**What needs to be done**
Make an exact copy of all the data.

-- START OF Dataset entries --

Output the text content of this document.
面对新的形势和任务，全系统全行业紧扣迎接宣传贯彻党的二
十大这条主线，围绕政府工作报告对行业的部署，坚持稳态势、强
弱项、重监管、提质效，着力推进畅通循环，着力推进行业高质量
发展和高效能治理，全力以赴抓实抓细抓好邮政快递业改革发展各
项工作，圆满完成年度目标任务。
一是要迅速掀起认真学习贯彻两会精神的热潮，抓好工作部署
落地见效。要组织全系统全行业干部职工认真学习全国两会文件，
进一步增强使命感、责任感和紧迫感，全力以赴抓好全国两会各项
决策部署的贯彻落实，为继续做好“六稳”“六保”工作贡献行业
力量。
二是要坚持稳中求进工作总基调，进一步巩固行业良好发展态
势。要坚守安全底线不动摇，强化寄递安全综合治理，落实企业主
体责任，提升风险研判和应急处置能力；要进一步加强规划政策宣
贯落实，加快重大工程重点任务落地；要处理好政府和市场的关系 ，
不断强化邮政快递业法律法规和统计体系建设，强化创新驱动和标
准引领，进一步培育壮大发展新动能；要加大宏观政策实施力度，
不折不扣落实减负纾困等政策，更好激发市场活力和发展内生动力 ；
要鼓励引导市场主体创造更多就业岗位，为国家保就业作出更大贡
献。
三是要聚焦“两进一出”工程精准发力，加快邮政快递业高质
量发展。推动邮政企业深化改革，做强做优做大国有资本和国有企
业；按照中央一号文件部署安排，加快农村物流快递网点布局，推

-- END OF Dataset entries --

**The solution**
Output the text content of this document.
面对新的形势和任务，全系统全行业紧扣迎接宣传贯彻党的二
十大这条主线，围绕政府工作报告对行业的部署，坚持稳态势、强
弱项、重监管、提质效，着力推进畅通循环，着力推进行业高质量
发展和高效能治理，全力以赴抓实抓细抓好邮政快递业改革发展各
项工作，圆满完成年度目标任务。
一是要迅速掀起认真学习贯彻两会精神的热潮，抓好工作部署
落地见效。要组织全系统全行业干部职工认真学习全国两会文件，
进一步增强使命感、责任感和紧迫感，全力以赴抓好全国两会各项
决策部署的贯彻落实，为继续做好“六稳”“六保”工作贡献行业
力量。
二是要坚持稳中求进工作总基调，进一步巩固行业良好发展态
势。要坚守安全底线不动摇，强化寄递安全综合治理，落实企业主
体责任，提升风险研判和应急处置能力；要进一步加强规划政策宣
贯落实，加快重大工程重点任务落地；要处理好政府和市场的关系 ，
不断强化邮政快递业法律法规和统计体系建设，强化创新驱动和标
准引领，进一步培育壮大发展新动能；要加大宏观政策实施力度，
不折不扣落实减负纾困等政策，更好激发市场活力和发展内生动力 ；
要鼓励引导市场主体创造更多就业岗位，为国家保就业作出更大贡
献。
三是要聚焦“两进一出”工程精准发力，加快邮政快递业高质
量发展。推动邮政企业深化改革，做强做优做大国有资本和国有企
业；按照中央一号文件部署安排，加快农村物流快递网点布局，推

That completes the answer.